═══ EXERCISE DATA

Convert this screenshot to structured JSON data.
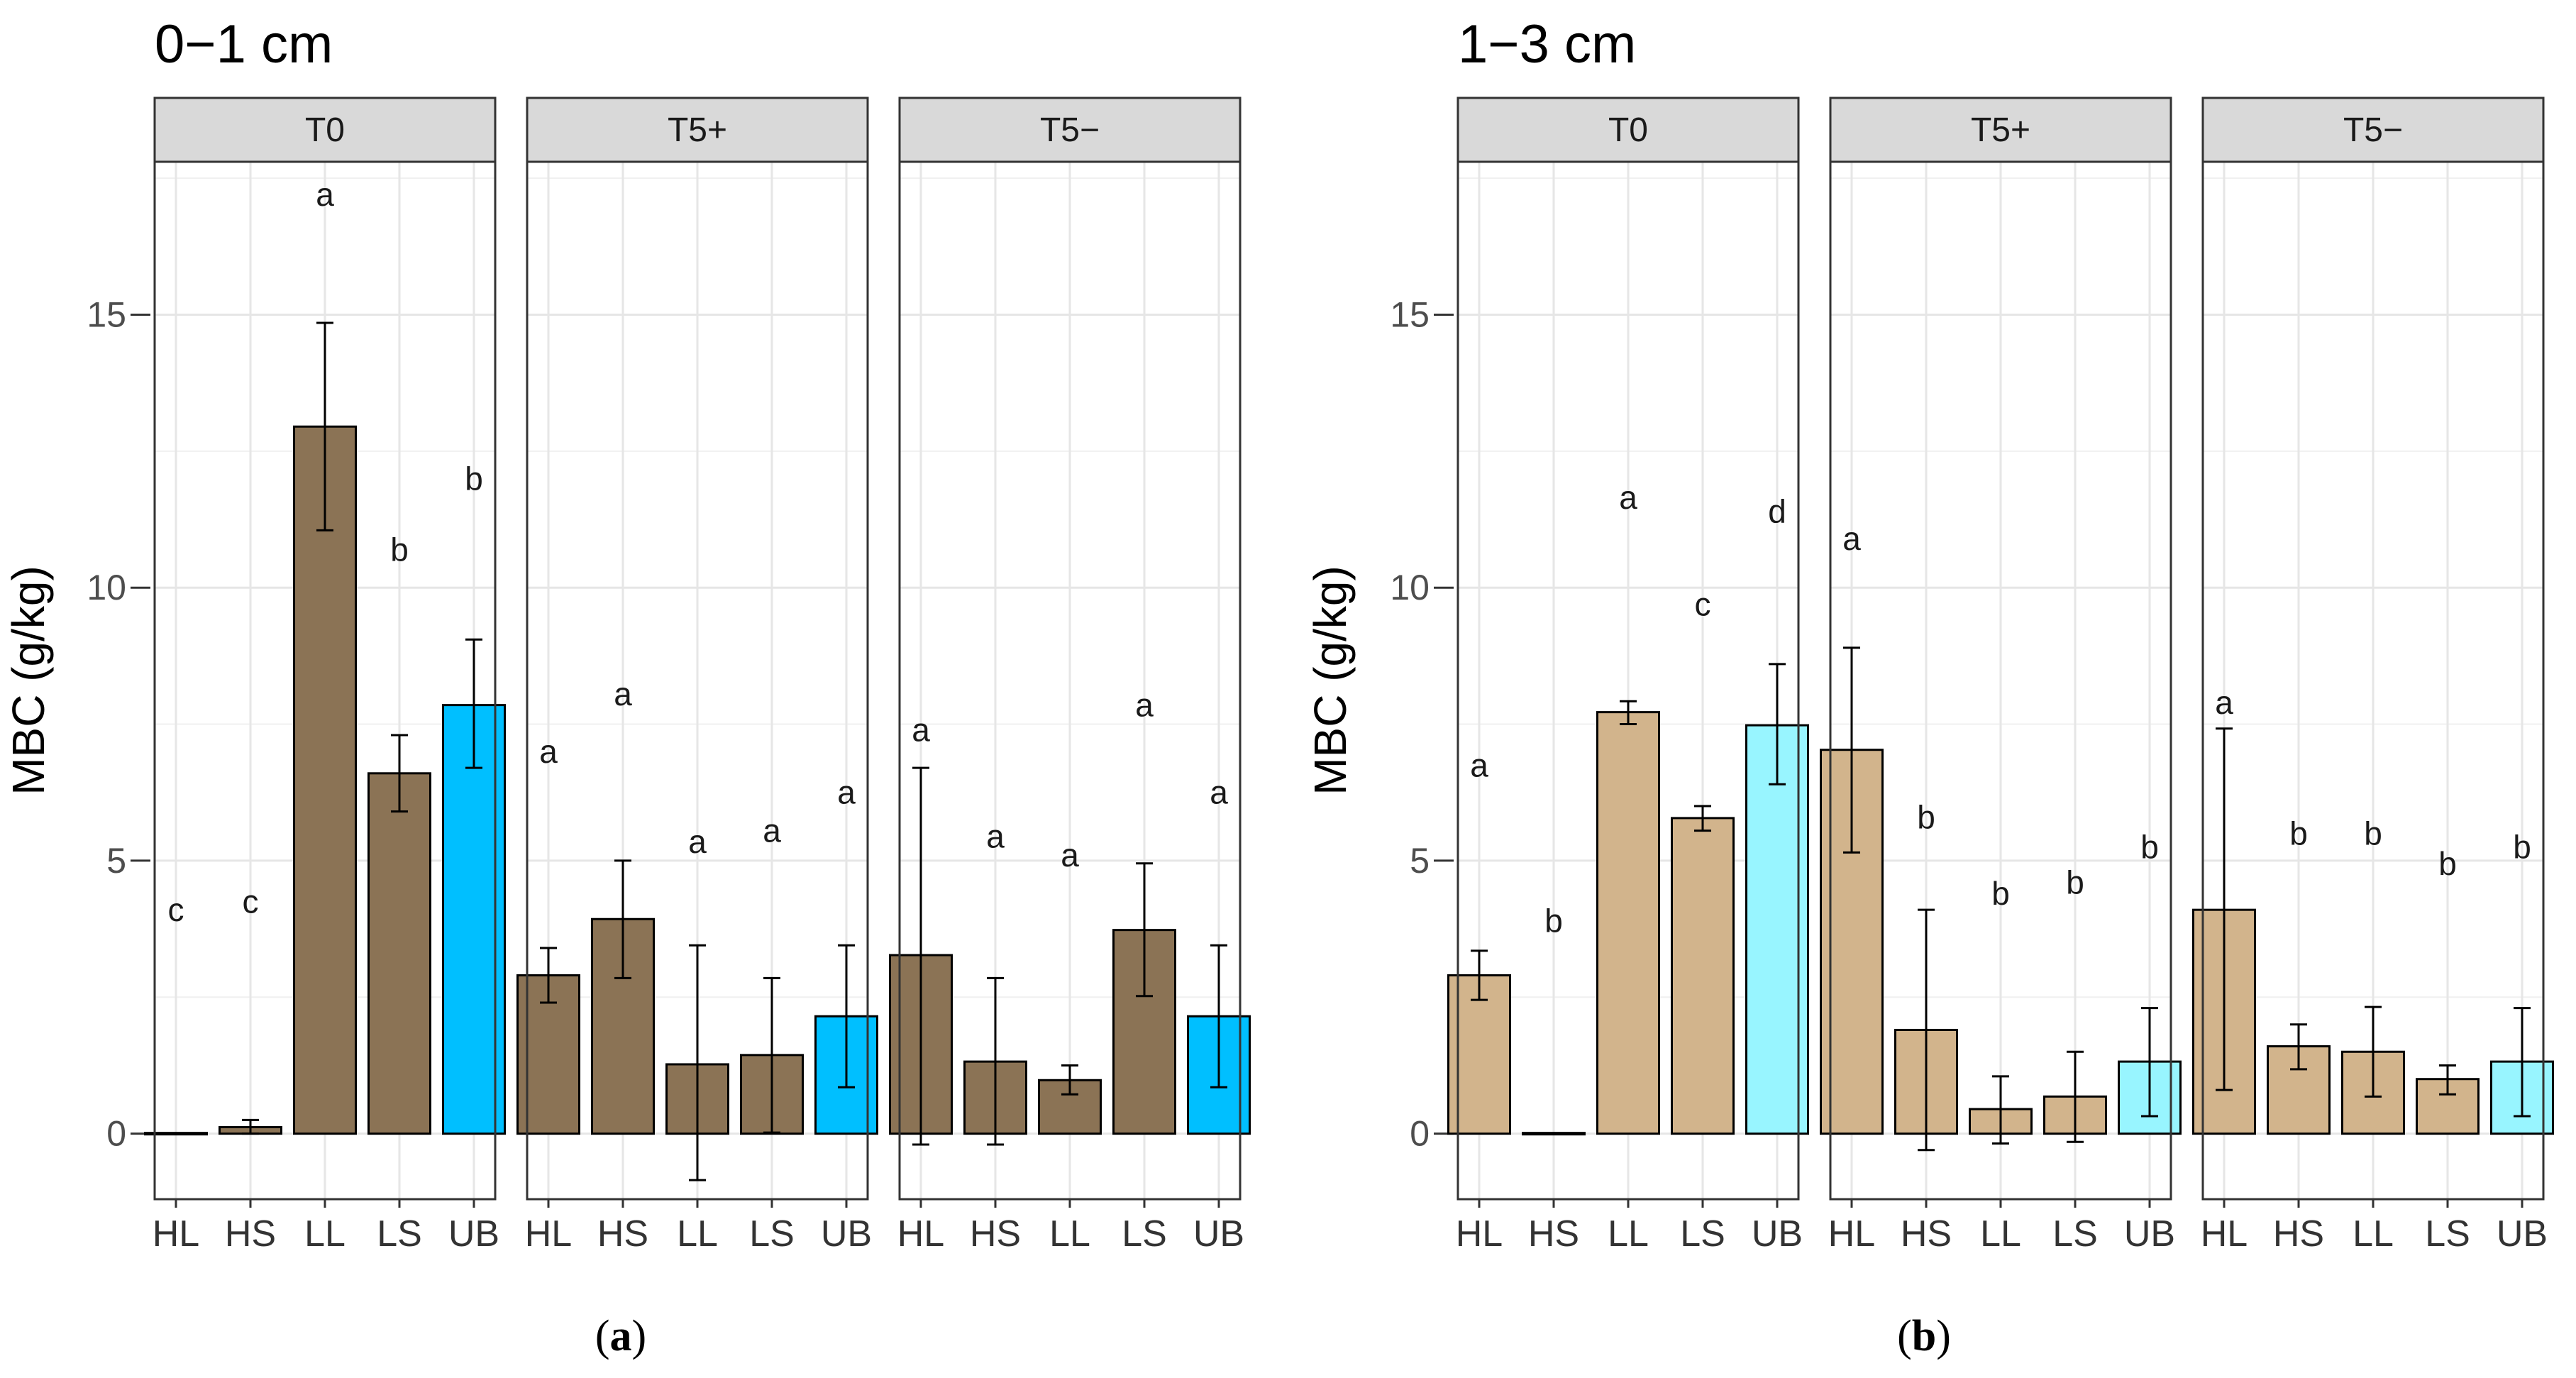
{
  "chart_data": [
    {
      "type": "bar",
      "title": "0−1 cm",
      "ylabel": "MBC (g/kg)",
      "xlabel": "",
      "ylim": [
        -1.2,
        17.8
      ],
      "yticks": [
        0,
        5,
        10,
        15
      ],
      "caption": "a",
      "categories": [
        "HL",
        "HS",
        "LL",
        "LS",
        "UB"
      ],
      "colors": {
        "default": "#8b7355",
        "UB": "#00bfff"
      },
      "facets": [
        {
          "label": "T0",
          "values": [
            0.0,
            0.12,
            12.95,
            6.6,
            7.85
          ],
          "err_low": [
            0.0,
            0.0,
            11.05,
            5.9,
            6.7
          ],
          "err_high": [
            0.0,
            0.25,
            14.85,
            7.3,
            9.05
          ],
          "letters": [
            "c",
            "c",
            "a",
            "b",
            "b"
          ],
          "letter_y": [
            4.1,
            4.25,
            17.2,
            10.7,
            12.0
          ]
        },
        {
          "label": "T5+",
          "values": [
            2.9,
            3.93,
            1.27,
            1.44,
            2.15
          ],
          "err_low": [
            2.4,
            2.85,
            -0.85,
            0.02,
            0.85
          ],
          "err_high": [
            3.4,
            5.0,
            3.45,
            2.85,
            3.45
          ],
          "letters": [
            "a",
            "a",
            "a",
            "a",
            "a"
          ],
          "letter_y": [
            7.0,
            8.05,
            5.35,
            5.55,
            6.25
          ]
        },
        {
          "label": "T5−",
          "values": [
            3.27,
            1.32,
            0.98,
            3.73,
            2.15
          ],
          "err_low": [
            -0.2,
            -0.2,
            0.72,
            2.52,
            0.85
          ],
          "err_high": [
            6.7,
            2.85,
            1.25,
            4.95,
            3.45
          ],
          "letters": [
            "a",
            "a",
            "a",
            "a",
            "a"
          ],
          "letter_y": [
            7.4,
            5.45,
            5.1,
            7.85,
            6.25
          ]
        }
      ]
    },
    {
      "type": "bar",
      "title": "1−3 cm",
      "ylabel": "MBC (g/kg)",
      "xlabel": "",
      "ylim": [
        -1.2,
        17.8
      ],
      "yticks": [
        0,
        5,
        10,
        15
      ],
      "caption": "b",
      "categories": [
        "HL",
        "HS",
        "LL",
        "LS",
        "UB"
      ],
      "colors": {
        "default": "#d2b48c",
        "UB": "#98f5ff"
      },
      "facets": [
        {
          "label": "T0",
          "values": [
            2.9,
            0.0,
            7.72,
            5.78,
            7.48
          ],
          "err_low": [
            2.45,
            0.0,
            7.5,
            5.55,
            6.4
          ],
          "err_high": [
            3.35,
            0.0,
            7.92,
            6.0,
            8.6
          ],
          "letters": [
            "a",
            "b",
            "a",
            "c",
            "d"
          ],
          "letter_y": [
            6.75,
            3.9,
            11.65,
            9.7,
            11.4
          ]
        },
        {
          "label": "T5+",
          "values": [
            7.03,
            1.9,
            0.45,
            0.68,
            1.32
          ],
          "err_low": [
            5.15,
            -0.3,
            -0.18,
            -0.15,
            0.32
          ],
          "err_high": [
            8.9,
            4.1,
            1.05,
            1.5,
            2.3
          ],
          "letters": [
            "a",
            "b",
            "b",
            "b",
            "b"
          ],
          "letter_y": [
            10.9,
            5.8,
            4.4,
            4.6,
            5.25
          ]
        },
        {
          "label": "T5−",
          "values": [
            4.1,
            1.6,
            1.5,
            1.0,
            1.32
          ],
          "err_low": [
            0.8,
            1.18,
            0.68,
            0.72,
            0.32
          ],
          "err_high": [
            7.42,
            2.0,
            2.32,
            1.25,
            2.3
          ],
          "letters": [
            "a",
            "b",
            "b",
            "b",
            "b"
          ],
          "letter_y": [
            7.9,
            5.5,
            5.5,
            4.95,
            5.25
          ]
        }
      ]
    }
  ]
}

══════

▶ DO THIS:
Return all of the entries word for word, but omit the pictures.

▶ SOLUTION FOR THIS EXERCISE:
Convert this screenshot to structured JSON data.
{
  "chart_data": [
    {
      "type": "bar",
      "title": "0−1 cm",
      "ylabel": "MBC (g/kg)",
      "xlabel": "",
      "ylim": [
        -1.2,
        17.8
      ],
      "yticks": [
        0,
        5,
        10,
        15
      ],
      "caption": "a",
      "categories": [
        "HL",
        "HS",
        "LL",
        "LS",
        "UB"
      ],
      "colors": {
        "default": "#8b7355",
        "UB": "#00bfff"
      },
      "facets": [
        {
          "label": "T0",
          "values": [
            0.0,
            0.12,
            12.95,
            6.6,
            7.85
          ],
          "err_low": [
            0.0,
            0.0,
            11.05,
            5.9,
            6.7
          ],
          "err_high": [
            0.0,
            0.25,
            14.85,
            7.3,
            9.05
          ],
          "letters": [
            "c",
            "c",
            "a",
            "b",
            "b"
          ],
          "letter_y": [
            4.1,
            4.25,
            17.2,
            10.7,
            12.0
          ]
        },
        {
          "label": "T5+",
          "values": [
            2.9,
            3.93,
            1.27,
            1.44,
            2.15
          ],
          "err_low": [
            2.4,
            2.85,
            -0.85,
            0.02,
            0.85
          ],
          "err_high": [
            3.4,
            5.0,
            3.45,
            2.85,
            3.45
          ],
          "letters": [
            "a",
            "a",
            "a",
            "a",
            "a"
          ],
          "letter_y": [
            7.0,
            8.05,
            5.35,
            5.55,
            6.25
          ]
        },
        {
          "label": "T5−",
          "values": [
            3.27,
            1.32,
            0.98,
            3.73,
            2.15
          ],
          "err_low": [
            -0.2,
            -0.2,
            0.72,
            2.52,
            0.85
          ],
          "err_high": [
            6.7,
            2.85,
            1.25,
            4.95,
            3.45
          ],
          "letters": [
            "a",
            "a",
            "a",
            "a",
            "a"
          ],
          "letter_y": [
            7.4,
            5.45,
            5.1,
            7.85,
            6.25
          ]
        }
      ]
    },
    {
      "type": "bar",
      "title": "1−3 cm",
      "ylabel": "MBC (g/kg)",
      "xlabel": "",
      "ylim": [
        -1.2,
        17.8
      ],
      "yticks": [
        0,
        5,
        10,
        15
      ],
      "caption": "b",
      "categories": [
        "HL",
        "HS",
        "LL",
        "LS",
        "UB"
      ],
      "colors": {
        "default": "#d2b48c",
        "UB": "#98f5ff"
      },
      "facets": [
        {
          "label": "T0",
          "values": [
            2.9,
            0.0,
            7.72,
            5.78,
            7.48
          ],
          "err_low": [
            2.45,
            0.0,
            7.5,
            5.55,
            6.4
          ],
          "err_high": [
            3.35,
            0.0,
            7.92,
            6.0,
            8.6
          ],
          "letters": [
            "a",
            "b",
            "a",
            "c",
            "d"
          ],
          "letter_y": [
            6.75,
            3.9,
            11.65,
            9.7,
            11.4
          ]
        },
        {
          "label": "T5+",
          "values": [
            7.03,
            1.9,
            0.45,
            0.68,
            1.32
          ],
          "err_low": [
            5.15,
            -0.3,
            -0.18,
            -0.15,
            0.32
          ],
          "err_high": [
            8.9,
            4.1,
            1.05,
            1.5,
            2.3
          ],
          "letters": [
            "a",
            "b",
            "b",
            "b",
            "b"
          ],
          "letter_y": [
            10.9,
            5.8,
            4.4,
            4.6,
            5.25
          ]
        },
        {
          "label": "T5−",
          "values": [
            4.1,
            1.6,
            1.5,
            1.0,
            1.32
          ],
          "err_low": [
            0.8,
            1.18,
            0.68,
            0.72,
            0.32
          ],
          "err_high": [
            7.42,
            2.0,
            2.32,
            1.25,
            2.3
          ],
          "letters": [
            "a",
            "b",
            "b",
            "b",
            "b"
          ],
          "letter_y": [
            7.9,
            5.5,
            5.5,
            4.95,
            5.25
          ]
        }
      ]
    }
  ]
}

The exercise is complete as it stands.